**AIM**
Please pull out every line that includes the string "name".

**EXTRACTED ENTRIES**
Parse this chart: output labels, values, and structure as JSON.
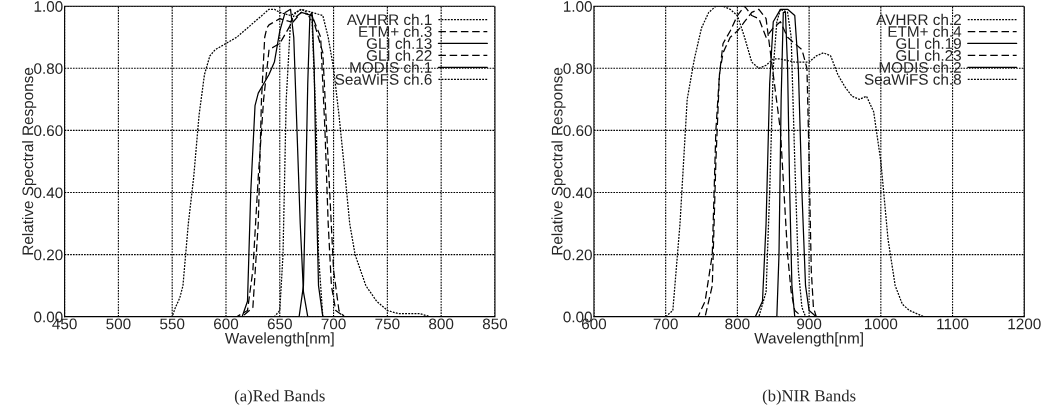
{
  "chart_data": [
    {
      "type": "line",
      "xlabel": "Wavelength[nm]",
      "ylabel": "Relative Spectral Response",
      "annotations": [
        "(a)Red Bands"
      ],
      "xlim": [
        450,
        850
      ],
      "xticks": [
        450,
        500,
        550,
        600,
        650,
        700,
        750,
        800,
        850
      ],
      "ylim": [
        0,
        1
      ],
      "yticks": [
        {
          "value": 0,
          "label": "0.00"
        },
        {
          "value": 0.2,
          "label": "0.20"
        },
        {
          "value": 0.4,
          "label": "0.40"
        },
        {
          "value": 0.6,
          "label": "0.60"
        },
        {
          "value": 0.8,
          "label": "0.80"
        },
        {
          "value": 1,
          "label": "1.00"
        }
      ],
      "grid": true,
      "legend": "top right",
      "marker": "none",
      "series": [
        {
          "name": "AVHRR ch.1",
          "color": "#000000",
          "line_style": "dotted",
          "x": [
            450,
            550,
            553,
            557,
            560,
            565,
            570,
            575,
            580,
            585,
            590,
            600,
            610,
            620,
            630,
            640,
            645,
            650,
            660,
            670,
            680,
            690,
            695,
            700,
            705,
            710,
            715,
            720,
            730,
            740,
            750,
            760,
            780,
            790,
            850
          ],
          "values": [
            0,
            0,
            0.03,
            0.06,
            0.1,
            0.3,
            0.45,
            0.65,
            0.78,
            0.84,
            0.86,
            0.88,
            0.9,
            0.93,
            0.96,
            0.99,
            0.99,
            0.98,
            0.97,
            0.99,
            0.98,
            0.97,
            0.9,
            0.8,
            0.65,
            0.48,
            0.3,
            0.2,
            0.1,
            0.05,
            0.02,
            0.01,
            0.01,
            0,
            0
          ]
        },
        {
          "name": "ETM+ ch.3",
          "color": "#000000",
          "line_style": "dashed",
          "x": [
            450,
            615,
            625,
            630,
            633,
            636,
            638,
            640,
            650,
            660,
            670,
            680,
            688,
            692,
            695,
            698,
            702,
            710,
            850
          ],
          "values": [
            0,
            0,
            0.03,
            0.3,
            0.7,
            0.9,
            0.93,
            0.94,
            0.96,
            0.95,
            0.98,
            0.97,
            0.9,
            0.6,
            0.3,
            0.1,
            0.02,
            0,
            0
          ]
        },
        {
          "name": "GLI ch.13",
          "color": "#000000",
          "line_style": "solid",
          "x": [
            450,
            668,
            672,
            674,
            676,
            678,
            680,
            682,
            684,
            686,
            690,
            850
          ],
          "values": [
            0,
            0,
            0.1,
            0.4,
            0.75,
            0.97,
            0.98,
            0.8,
            0.4,
            0.1,
            0,
            0
          ]
        },
        {
          "name": "GLI ch.22",
          "color": "#000000",
          "line_style": "dashed",
          "x": [
            450,
            610,
            620,
            625,
            630,
            635,
            640,
            645,
            650,
            660,
            670,
            680,
            690,
            695,
            700,
            705,
            710,
            850
          ],
          "values": [
            0,
            0,
            0.02,
            0.15,
            0.45,
            0.7,
            0.86,
            0.87,
            0.88,
            0.94,
            0.98,
            0.97,
            0.85,
            0.5,
            0.15,
            0.02,
            0,
            0
          ]
        },
        {
          "name": "MODIS ch.1",
          "color": "#000000",
          "line_style": "solid",
          "x": [
            450,
            615,
            620,
            623,
            627,
            630,
            640,
            645,
            650,
            655,
            660,
            663,
            666,
            669,
            672,
            676,
            850
          ],
          "values": [
            0,
            0,
            0.05,
            0.4,
            0.68,
            0.72,
            0.78,
            0.82,
            0.92,
            0.98,
            0.99,
            0.9,
            0.6,
            0.3,
            0.08,
            0,
            0
          ]
        },
        {
          "name": "SeaWiFS ch.6",
          "color": "#000000",
          "line_style": "dotted",
          "x": [
            450,
            645,
            650,
            653,
            656,
            660,
            665,
            670,
            675,
            680,
            684,
            686,
            690,
            850
          ],
          "values": [
            0,
            0,
            0.02,
            0.2,
            0.7,
            0.95,
            0.98,
            0.99,
            0.98,
            0.95,
            0.6,
            0.2,
            0,
            0
          ]
        }
      ]
    },
    {
      "type": "line",
      "xlabel": "Wavelength[nm]",
      "ylabel": "Relative Spectral Response",
      "annotations": [
        "(b)NIR Bands"
      ],
      "xlim": [
        600,
        1200
      ],
      "xticks": [
        600,
        700,
        800,
        900,
        1000,
        1100,
        1200
      ],
      "ylim": [
        0,
        1
      ],
      "yticks": [
        {
          "value": 0,
          "label": "0.00"
        },
        {
          "value": 0.2,
          "label": "0.20"
        },
        {
          "value": 0.4,
          "label": "0.40"
        },
        {
          "value": 0.6,
          "label": "0.60"
        },
        {
          "value": 0.8,
          "label": "0.80"
        },
        {
          "value": 1,
          "label": "1.00"
        }
      ],
      "grid": true,
      "legend": "top right",
      "marker": "none",
      "series": [
        {
          "name": "AVHRR ch.2",
          "color": "#000000",
          "line_style": "dotted",
          "x": [
            600,
            700,
            710,
            720,
            730,
            740,
            750,
            760,
            770,
            780,
            790,
            800,
            810,
            820,
            830,
            840,
            850,
            860,
            880,
            900,
            910,
            920,
            930,
            940,
            950,
            960,
            970,
            980,
            990,
            1000,
            1010,
            1020,
            1030,
            1040,
            1050,
            1060,
            1200
          ],
          "values": [
            0,
            0,
            0.02,
            0.3,
            0.7,
            0.83,
            0.93,
            0.98,
            1,
            1,
            0.99,
            0.97,
            0.9,
            0.82,
            0.8,
            0.81,
            0.83,
            0.83,
            0.82,
            0.82,
            0.84,
            0.85,
            0.84,
            0.78,
            0.74,
            0.71,
            0.7,
            0.71,
            0.66,
            0.5,
            0.25,
            0.1,
            0.04,
            0.02,
            0.01,
            0,
            0
          ]
        },
        {
          "name": "ETM+ ch.4",
          "color": "#000000",
          "line_style": "dashed",
          "x": [
            600,
            755,
            765,
            770,
            775,
            780,
            790,
            800,
            810,
            820,
            830,
            840,
            850,
            860,
            870,
            880,
            890,
            897,
            900,
            903,
            906,
            910,
            1200
          ],
          "values": [
            0,
            0,
            0.1,
            0.5,
            0.78,
            0.88,
            0.92,
            0.97,
            1,
            0.97,
            0.96,
            0.9,
            0.93,
            0.95,
            0.9,
            0.88,
            0.86,
            0.8,
            0.5,
            0.15,
            0.03,
            0,
            0
          ]
        },
        {
          "name": "GLI ch.19",
          "color": "#000000",
          "line_style": "solid",
          "x": [
            600,
            855,
            858,
            861,
            864,
            867,
            870,
            873,
            876,
            880,
            1200
          ],
          "values": [
            0,
            0,
            0.2,
            0.7,
            0.98,
            0.98,
            0.8,
            0.4,
            0.1,
            0,
            0
          ]
        },
        {
          "name": "GLI ch.23",
          "color": "#000000",
          "line_style": "dashed",
          "x": [
            600,
            745,
            755,
            765,
            770,
            775,
            780,
            790,
            800,
            810,
            820,
            830,
            840,
            850,
            860,
            865,
            870,
            875,
            880,
            885,
            890,
            1200
          ],
          "values": [
            0,
            0,
            0.05,
            0.2,
            0.6,
            0.78,
            0.85,
            0.9,
            0.92,
            0.95,
            0.98,
            0.99,
            0.96,
            0.78,
            0.6,
            0.4,
            0.2,
            0.08,
            0.02,
            0.01,
            0,
            0
          ]
        },
        {
          "name": "MODIS ch.2",
          "color": "#000000",
          "line_style": "solid",
          "x": [
            600,
            825,
            835,
            840,
            845,
            850,
            860,
            870,
            880,
            885,
            890,
            895,
            900,
            910,
            1200
          ],
          "values": [
            0,
            0,
            0.05,
            0.3,
            0.75,
            0.95,
            0.99,
            0.99,
            0.97,
            0.8,
            0.4,
            0.1,
            0.02,
            0,
            0
          ]
        },
        {
          "name": "SeaWiFS ch.8",
          "color": "#000000",
          "line_style": "dotted",
          "x": [
            600,
            830,
            840,
            845,
            850,
            855,
            860,
            870,
            875,
            880,
            885,
            890,
            895,
            1200
          ],
          "values": [
            0,
            0,
            0.08,
            0.4,
            0.8,
            0.95,
            0.99,
            0.98,
            0.9,
            0.5,
            0.15,
            0.03,
            0,
            0
          ]
        }
      ]
    }
  ]
}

**EXERCISE ANSWER**
          "name": "AVHRR ch.1",
          "name": "ETM+ ch.3",
          "name": "GLI ch.13",
          "name": "GLI ch.22",
          "name": "MODIS ch.1",
          "name": "SeaWiFS ch.6",
          "name": "AVHRR ch.2",
          "name": "ETM+ ch.4",
          "name": "GLI ch.19",
          "name": "GLI ch.23",
          "name": "MODIS ch.2",
          "name": "SeaWiFS ch.8",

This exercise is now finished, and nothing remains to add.